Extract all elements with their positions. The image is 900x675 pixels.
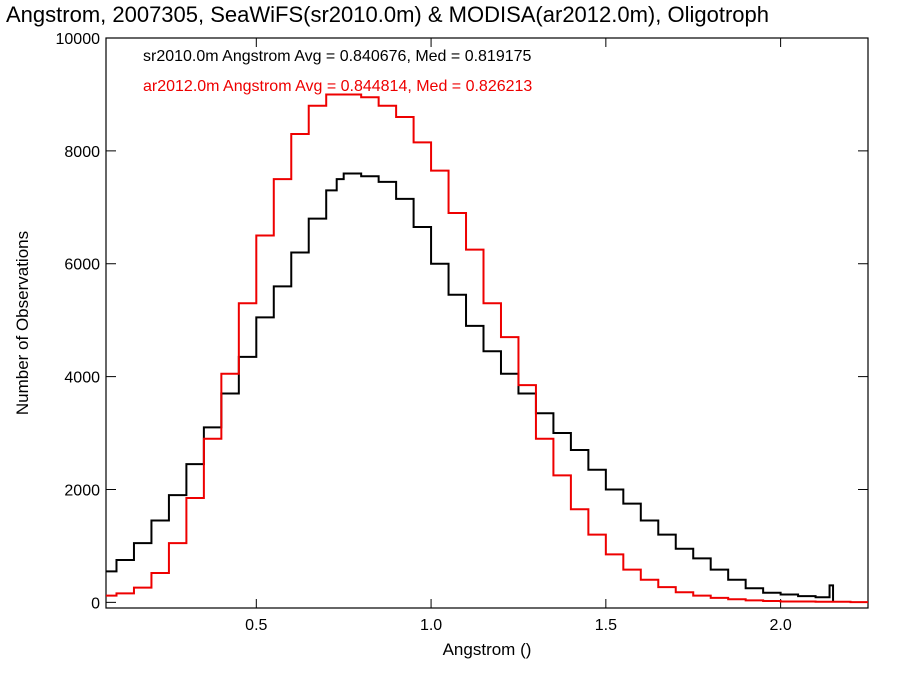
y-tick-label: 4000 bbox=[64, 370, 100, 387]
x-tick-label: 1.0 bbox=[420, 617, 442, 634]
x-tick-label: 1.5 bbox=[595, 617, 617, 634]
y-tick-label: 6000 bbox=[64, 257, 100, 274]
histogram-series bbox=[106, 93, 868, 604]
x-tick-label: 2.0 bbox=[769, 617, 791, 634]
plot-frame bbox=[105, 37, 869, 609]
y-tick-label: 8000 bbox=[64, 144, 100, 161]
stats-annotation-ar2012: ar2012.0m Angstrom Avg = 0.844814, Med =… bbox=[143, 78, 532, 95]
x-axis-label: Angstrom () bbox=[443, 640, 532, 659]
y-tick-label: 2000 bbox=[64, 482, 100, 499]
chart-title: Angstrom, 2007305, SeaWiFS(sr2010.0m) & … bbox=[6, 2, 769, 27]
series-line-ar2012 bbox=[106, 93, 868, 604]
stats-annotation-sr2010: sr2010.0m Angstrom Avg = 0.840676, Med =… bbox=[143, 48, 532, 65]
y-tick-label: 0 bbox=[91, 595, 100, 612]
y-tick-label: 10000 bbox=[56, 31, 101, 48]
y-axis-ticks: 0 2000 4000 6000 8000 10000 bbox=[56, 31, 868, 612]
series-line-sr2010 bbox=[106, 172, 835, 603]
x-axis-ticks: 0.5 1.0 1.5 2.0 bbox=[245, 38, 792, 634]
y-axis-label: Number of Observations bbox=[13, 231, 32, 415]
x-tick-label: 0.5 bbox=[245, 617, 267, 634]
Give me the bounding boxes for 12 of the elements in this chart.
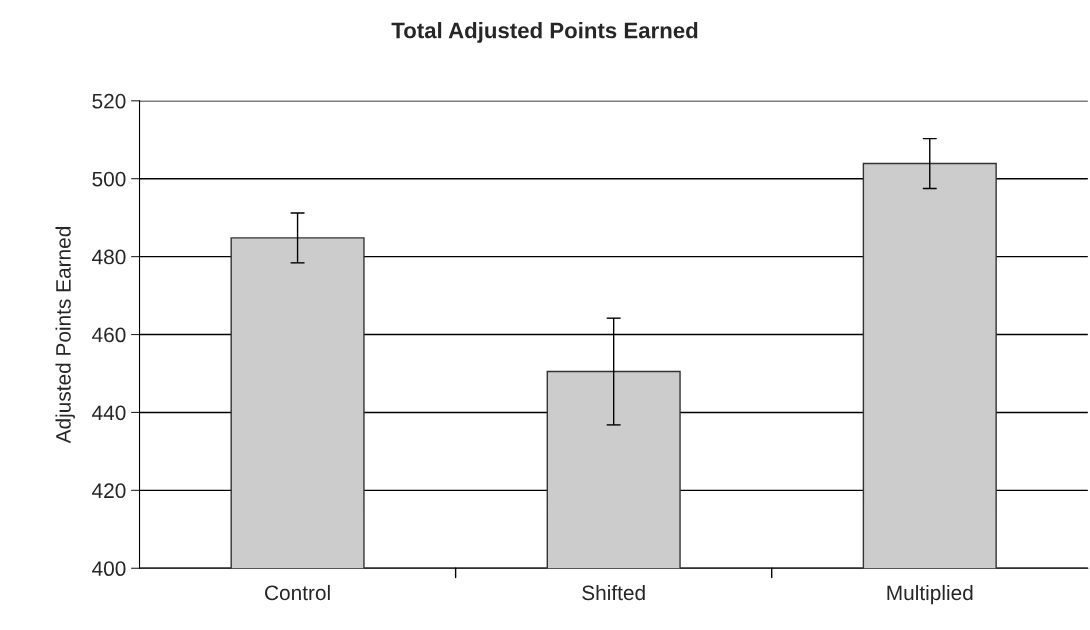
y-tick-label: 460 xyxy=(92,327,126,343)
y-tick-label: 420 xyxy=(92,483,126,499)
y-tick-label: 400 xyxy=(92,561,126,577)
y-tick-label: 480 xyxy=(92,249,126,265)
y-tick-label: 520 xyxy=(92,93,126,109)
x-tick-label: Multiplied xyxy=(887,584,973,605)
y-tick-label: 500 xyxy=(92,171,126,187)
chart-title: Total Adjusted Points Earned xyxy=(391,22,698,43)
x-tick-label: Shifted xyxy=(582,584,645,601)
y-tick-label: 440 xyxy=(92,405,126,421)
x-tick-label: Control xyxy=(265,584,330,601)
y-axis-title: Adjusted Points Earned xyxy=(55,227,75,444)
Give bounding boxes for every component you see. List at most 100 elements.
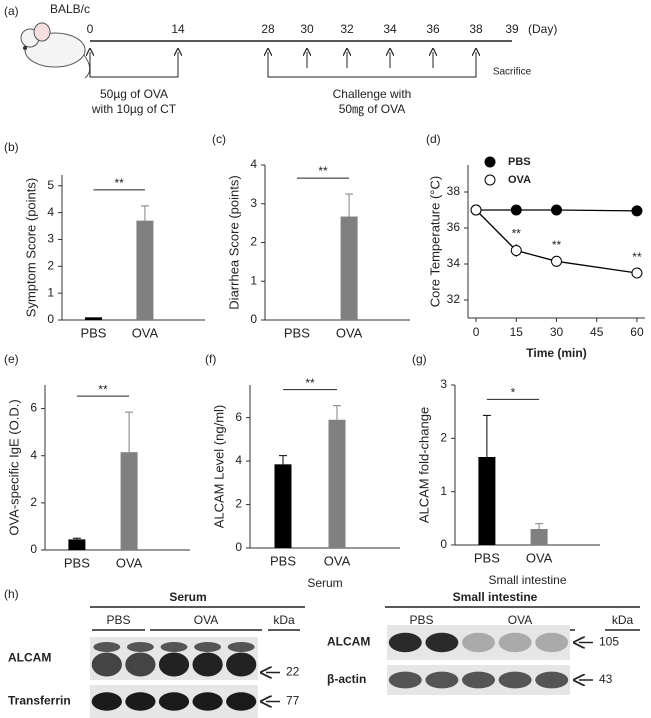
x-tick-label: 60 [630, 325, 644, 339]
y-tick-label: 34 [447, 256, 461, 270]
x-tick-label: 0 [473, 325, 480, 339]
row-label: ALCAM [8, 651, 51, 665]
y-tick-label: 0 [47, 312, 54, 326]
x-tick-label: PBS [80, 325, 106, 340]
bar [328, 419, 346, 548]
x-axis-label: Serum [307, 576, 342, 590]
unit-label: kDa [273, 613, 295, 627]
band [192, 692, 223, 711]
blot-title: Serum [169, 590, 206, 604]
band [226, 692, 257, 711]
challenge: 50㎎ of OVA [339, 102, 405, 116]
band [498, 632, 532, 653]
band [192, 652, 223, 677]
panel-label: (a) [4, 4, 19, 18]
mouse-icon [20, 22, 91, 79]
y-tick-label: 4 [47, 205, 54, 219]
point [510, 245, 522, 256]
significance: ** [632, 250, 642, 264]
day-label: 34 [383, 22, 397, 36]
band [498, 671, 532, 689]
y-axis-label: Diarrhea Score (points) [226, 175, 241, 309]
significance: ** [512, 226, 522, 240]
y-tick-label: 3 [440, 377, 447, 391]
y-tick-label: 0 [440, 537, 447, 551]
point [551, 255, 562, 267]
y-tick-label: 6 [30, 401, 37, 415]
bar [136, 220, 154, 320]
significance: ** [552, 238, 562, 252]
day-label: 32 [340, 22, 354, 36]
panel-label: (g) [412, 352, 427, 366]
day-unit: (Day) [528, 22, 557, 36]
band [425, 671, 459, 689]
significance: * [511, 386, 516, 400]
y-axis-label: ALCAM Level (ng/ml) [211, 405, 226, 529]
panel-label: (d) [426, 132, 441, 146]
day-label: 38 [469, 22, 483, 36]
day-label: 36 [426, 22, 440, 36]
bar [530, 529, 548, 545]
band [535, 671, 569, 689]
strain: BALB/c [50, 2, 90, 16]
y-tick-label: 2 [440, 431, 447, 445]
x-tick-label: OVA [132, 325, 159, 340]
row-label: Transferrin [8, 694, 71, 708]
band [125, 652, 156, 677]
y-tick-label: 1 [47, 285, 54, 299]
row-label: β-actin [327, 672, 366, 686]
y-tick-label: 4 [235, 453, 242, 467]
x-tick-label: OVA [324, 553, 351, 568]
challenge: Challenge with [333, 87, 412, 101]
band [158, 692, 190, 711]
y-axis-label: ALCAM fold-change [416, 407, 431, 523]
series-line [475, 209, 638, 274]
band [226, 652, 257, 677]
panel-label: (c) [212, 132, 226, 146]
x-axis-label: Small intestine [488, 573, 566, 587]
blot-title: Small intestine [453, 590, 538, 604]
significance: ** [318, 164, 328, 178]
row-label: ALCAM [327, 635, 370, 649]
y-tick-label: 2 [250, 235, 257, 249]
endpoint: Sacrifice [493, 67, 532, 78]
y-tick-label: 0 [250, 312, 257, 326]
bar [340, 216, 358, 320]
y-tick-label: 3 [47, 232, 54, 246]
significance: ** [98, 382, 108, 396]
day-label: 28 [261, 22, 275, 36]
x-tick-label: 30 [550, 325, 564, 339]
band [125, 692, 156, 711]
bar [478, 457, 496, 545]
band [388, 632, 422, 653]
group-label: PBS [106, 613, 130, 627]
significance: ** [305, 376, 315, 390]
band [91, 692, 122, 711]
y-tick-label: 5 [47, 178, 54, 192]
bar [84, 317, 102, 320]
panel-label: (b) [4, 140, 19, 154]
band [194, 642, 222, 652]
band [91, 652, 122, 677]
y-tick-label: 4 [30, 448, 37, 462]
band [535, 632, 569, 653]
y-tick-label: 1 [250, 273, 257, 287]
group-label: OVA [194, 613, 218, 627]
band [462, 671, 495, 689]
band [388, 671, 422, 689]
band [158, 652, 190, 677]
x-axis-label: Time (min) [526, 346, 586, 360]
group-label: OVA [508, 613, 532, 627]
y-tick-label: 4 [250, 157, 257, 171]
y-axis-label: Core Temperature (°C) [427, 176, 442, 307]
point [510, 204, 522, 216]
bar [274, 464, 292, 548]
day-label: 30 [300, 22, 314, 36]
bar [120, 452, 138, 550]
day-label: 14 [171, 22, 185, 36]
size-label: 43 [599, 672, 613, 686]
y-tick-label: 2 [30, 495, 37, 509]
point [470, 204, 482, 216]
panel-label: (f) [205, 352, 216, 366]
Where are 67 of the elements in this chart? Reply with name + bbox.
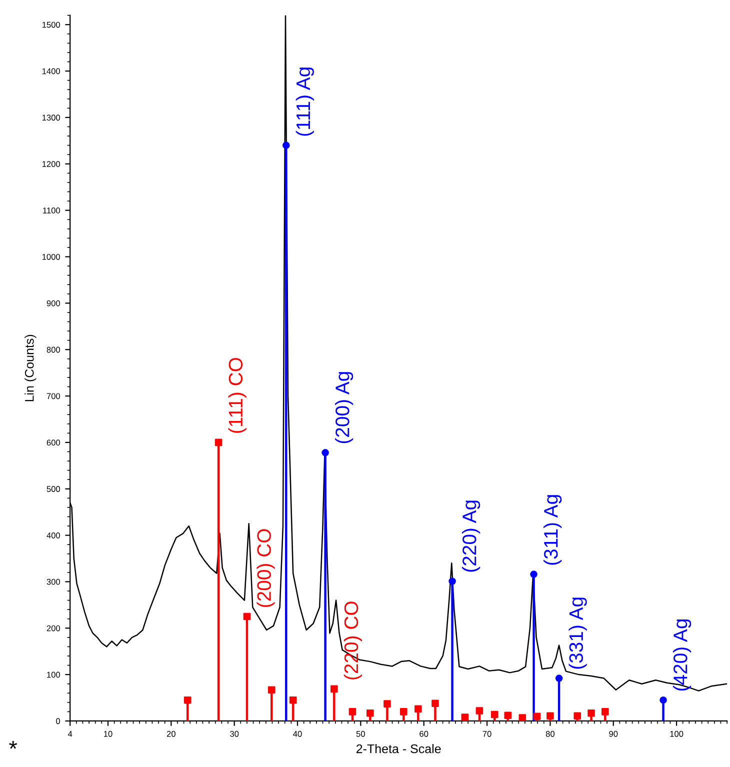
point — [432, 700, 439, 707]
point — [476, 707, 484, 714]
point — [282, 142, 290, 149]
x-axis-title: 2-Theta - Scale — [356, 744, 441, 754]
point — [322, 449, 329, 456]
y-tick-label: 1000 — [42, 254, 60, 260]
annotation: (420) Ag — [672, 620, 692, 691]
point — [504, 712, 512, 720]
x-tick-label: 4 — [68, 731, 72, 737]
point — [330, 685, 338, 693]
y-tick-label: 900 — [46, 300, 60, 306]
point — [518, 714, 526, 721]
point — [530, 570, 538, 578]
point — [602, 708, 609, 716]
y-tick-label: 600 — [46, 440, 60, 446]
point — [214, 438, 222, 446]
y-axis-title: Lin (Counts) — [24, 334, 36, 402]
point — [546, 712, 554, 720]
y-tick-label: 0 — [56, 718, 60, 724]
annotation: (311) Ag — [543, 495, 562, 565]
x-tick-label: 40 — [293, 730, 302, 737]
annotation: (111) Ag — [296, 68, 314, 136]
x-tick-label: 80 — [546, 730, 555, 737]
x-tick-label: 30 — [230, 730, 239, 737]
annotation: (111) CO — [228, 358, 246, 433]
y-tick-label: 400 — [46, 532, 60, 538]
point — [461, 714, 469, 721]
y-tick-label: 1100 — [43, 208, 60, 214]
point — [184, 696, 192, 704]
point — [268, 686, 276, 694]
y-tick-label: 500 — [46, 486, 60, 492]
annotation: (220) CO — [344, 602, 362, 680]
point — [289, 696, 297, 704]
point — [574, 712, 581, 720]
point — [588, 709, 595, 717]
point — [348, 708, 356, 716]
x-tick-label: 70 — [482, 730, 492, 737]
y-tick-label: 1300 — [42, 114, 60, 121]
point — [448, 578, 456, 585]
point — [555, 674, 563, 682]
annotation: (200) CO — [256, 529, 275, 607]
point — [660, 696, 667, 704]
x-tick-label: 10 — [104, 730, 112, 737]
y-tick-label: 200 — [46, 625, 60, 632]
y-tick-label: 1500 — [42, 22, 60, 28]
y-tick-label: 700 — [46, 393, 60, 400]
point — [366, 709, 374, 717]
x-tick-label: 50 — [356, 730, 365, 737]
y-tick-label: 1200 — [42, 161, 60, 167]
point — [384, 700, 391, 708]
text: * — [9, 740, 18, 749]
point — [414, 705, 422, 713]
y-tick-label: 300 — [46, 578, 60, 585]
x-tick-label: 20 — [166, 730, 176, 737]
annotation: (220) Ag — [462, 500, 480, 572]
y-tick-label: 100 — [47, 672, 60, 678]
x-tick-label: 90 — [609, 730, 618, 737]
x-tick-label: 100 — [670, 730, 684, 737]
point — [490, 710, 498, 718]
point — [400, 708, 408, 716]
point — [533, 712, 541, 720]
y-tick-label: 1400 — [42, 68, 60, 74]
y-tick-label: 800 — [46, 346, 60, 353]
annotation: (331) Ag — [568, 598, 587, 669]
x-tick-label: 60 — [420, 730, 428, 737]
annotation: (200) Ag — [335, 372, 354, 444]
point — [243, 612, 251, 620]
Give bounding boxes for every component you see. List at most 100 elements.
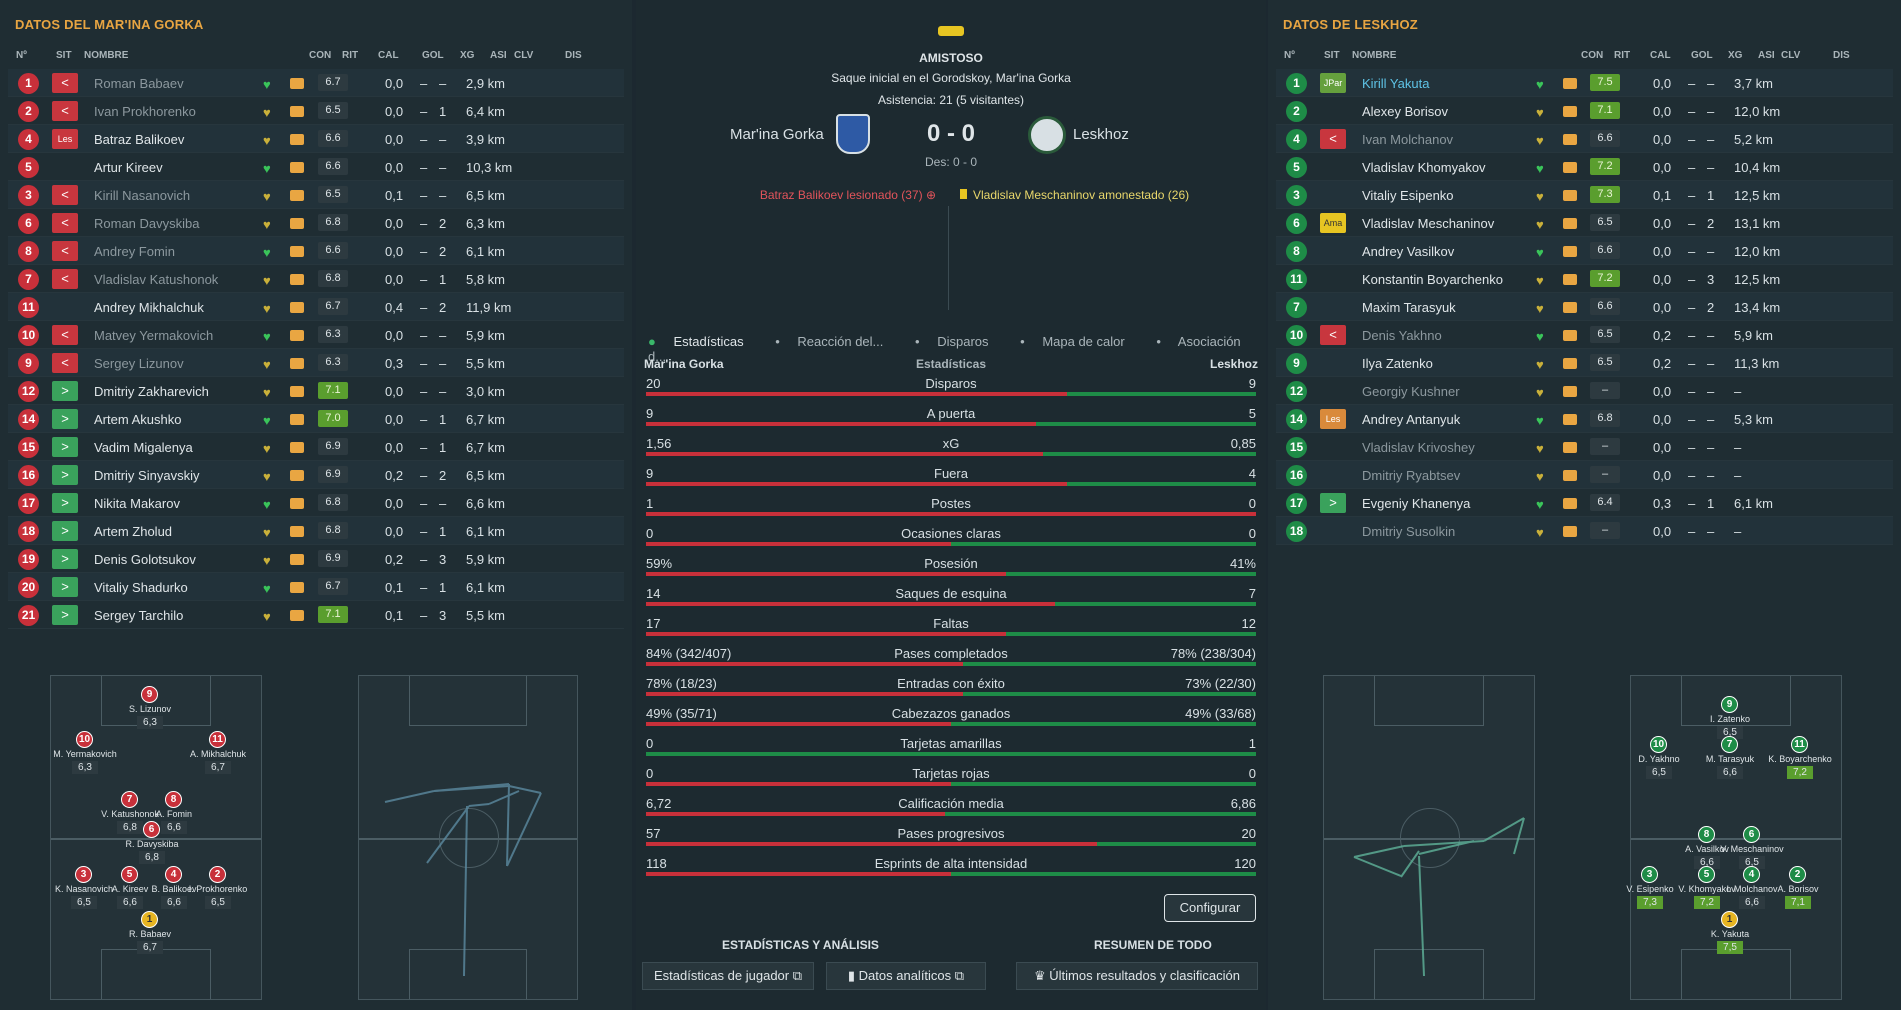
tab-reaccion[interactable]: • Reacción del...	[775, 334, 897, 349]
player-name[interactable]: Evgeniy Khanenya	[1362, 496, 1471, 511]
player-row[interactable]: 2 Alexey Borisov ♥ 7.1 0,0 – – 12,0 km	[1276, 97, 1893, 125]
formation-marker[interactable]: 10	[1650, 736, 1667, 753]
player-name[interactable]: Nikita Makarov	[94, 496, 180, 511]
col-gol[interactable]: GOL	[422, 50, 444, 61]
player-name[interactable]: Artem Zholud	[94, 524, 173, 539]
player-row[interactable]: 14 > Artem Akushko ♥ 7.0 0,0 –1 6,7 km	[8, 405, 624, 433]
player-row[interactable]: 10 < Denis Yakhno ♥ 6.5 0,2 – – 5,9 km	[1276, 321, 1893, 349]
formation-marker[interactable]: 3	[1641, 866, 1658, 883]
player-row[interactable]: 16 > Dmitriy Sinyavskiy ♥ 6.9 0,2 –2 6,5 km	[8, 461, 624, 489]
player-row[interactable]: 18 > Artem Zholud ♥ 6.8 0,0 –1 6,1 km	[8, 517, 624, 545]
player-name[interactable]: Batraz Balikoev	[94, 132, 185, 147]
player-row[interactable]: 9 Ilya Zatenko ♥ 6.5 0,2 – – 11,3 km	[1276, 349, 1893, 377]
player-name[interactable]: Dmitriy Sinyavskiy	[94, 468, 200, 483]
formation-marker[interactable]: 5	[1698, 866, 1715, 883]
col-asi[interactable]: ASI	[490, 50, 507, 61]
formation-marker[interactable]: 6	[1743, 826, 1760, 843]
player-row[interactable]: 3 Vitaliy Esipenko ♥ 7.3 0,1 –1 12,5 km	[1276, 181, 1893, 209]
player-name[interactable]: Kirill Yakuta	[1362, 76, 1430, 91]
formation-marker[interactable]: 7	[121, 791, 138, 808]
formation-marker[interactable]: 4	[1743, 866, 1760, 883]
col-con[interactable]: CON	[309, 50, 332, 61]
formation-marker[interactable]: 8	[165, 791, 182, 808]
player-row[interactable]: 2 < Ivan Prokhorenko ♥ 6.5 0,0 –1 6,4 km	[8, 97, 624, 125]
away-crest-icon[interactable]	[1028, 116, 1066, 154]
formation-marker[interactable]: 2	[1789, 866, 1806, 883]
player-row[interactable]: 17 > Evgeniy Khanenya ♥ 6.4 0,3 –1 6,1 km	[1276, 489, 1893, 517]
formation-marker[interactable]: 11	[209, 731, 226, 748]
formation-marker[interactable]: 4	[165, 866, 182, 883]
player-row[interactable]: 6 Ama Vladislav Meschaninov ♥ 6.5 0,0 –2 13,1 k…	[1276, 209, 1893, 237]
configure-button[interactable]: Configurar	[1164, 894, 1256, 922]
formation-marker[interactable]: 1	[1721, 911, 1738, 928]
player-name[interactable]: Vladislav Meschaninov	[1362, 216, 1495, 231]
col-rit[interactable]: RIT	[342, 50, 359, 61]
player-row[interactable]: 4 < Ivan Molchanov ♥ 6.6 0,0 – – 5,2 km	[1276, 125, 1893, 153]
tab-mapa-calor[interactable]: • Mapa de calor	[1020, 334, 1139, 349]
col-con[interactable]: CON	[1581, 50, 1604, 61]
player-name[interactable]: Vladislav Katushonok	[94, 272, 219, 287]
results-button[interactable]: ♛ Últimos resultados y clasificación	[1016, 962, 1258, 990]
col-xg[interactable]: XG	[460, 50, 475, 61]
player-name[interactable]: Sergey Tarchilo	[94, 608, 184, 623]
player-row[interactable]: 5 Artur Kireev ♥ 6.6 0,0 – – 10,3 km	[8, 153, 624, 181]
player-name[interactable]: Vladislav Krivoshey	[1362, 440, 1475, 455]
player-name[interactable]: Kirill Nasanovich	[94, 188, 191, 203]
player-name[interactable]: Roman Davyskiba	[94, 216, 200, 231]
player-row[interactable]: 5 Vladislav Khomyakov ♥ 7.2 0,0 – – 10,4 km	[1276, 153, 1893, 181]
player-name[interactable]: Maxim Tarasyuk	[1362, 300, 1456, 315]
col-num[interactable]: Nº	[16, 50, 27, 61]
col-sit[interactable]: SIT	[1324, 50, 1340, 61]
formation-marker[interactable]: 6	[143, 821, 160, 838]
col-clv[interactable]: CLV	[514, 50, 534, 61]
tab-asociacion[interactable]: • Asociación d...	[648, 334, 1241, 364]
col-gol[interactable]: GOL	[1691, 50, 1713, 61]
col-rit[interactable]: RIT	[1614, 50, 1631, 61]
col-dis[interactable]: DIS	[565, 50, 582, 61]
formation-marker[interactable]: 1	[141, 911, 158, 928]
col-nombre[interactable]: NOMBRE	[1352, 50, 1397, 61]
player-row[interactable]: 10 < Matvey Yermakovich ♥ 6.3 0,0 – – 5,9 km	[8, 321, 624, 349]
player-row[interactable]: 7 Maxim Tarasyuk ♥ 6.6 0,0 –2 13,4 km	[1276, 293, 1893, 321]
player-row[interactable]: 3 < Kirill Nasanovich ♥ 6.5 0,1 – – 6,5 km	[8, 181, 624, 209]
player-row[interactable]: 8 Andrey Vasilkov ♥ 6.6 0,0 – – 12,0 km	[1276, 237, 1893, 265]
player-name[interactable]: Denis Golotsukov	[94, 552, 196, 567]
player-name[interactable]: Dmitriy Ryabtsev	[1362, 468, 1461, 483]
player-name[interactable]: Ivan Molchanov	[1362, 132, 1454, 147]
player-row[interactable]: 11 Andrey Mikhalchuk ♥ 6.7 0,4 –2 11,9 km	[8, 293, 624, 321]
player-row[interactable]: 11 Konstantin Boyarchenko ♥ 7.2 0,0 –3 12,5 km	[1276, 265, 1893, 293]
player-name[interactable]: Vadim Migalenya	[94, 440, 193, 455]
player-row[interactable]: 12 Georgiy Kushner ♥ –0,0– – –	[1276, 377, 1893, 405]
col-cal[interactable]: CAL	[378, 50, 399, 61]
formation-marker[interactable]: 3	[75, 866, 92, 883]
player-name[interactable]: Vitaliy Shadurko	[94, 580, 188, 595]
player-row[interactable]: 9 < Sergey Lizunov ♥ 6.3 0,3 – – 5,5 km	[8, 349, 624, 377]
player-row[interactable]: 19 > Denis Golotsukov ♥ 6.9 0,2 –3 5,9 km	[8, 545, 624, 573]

◇ ◇ ◇ ◇

• _Exercise prompt_
Please substitute "box" for "bbox" in the items, starting at the beginning and ending with the line that contains "Give me the", and change nothing else. Return only those lines, without the pictures.

• _Exercise answer_
Extract all elements with their positions. The image is 900x675 pixels.
y-tick-label: 4000 box=[64, 370, 100, 387]
x-tick-label: 1.0 box=[420, 617, 442, 634]
x-tick-label: 1.5 box=[595, 617, 617, 634]
y-tick-label: 6000 box=[64, 257, 100, 274]
histogram-series box=[106, 93, 868, 604]
x-tick-label: 2.0 box=[769, 617, 791, 634]
plot-frame box=[105, 37, 869, 609]
y-tick-label: 8000 box=[64, 144, 100, 161]
stats-annotation-ar2012: ar2012.0m Angstrom Avg = 0.844814, Med =… box=[143, 78, 532, 95]
x-axis-label: Angstrom () box=[443, 640, 532, 659]
y-tick-label: 2000 box=[64, 482, 100, 499]
chart-title: Angstrom, 2007305, SeaWiFS(sr2010.0m) & … box=[6, 2, 769, 27]
series-line-ar2012 box=[106, 93, 868, 604]
stats-annotation-sr2010: sr2010.0m Angstrom Avg = 0.840676, Med =… box=[143, 48, 532, 65]
y-tick-label: 0 box=[91, 595, 100, 612]
y-tick-label: 10000 box=[56, 31, 101, 48]
y-axis-ticks: 0 2000 4000 6000 8000 10000 box=[56, 31, 868, 612]
series-line-sr2010 box=[106, 172, 835, 603]
x-axis-ticks: 0.5 1.0 1.5 2.0 box=[245, 38, 792, 634]
y-axis-label: Number of Observations box=[13, 231, 32, 415]
x-tick-label: 0.5 box=[245, 617, 267, 634]
Give me the bounding boxes for 12 of the elements in this chart.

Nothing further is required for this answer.